** start Data for this task **

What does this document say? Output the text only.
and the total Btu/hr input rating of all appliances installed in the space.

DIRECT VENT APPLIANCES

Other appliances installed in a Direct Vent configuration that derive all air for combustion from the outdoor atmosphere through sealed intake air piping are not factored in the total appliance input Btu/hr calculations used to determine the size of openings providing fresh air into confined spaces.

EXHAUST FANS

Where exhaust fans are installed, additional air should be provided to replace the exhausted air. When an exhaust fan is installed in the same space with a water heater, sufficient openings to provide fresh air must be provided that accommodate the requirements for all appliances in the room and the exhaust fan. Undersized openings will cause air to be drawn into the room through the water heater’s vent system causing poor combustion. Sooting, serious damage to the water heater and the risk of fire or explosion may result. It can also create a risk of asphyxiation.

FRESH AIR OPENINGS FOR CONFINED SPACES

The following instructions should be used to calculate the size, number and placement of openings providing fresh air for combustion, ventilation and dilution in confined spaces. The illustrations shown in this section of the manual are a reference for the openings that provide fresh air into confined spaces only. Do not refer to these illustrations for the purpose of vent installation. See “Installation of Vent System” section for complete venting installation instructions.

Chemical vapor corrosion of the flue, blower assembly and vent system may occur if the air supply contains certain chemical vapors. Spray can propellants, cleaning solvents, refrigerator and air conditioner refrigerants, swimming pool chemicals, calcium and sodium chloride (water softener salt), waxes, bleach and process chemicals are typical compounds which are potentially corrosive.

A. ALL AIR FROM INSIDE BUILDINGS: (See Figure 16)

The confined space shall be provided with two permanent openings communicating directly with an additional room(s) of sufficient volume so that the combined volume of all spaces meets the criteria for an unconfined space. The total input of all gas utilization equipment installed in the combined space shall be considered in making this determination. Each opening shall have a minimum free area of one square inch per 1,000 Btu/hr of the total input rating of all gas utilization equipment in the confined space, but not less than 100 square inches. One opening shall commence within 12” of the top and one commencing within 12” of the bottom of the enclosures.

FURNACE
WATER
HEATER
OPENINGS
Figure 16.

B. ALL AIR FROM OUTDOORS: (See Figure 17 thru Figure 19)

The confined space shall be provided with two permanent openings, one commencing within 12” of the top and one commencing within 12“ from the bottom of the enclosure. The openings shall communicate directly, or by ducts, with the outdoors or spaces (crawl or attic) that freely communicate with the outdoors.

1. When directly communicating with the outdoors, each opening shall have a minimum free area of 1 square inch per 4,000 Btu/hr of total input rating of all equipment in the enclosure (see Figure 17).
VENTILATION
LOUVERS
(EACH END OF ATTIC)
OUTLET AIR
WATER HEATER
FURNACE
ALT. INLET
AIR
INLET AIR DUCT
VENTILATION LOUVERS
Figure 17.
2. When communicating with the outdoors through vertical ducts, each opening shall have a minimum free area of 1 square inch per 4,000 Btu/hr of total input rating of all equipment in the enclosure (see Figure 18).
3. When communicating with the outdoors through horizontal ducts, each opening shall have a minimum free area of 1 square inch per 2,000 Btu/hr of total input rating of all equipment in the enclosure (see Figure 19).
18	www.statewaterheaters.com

** end Data for this task **

> **What you need to do**
Search the preceding listing for the word "within" and pull out every line that holds it.

> **Task output**
The confined space shall be provided with two permanent openings communicating directly with an additional room(s) of sufficient volume so that the combined volume of all spaces meets the criteria for an unconfined space. The total input of all gas utilization equipment installed in the combined space shall be considered in making this determination. Each opening shall have a minimum free area of one square inch per 1,000 Btu/hr of the total input rating of all gas utilization equipment in the confined space, but not less than 100 square inches. One opening shall commence within 12” of the top and one commencing within 12” of the bottom of the enclosures.
The confined space shall be provided with two permanent openings, one commencing within 12” of the top and one commencing within 12“ from the bottom of the enclosure. The openings shall communicate directly, or by ducts, with the outdoors or spaces (crawl or attic) that freely communicate with the outdoors.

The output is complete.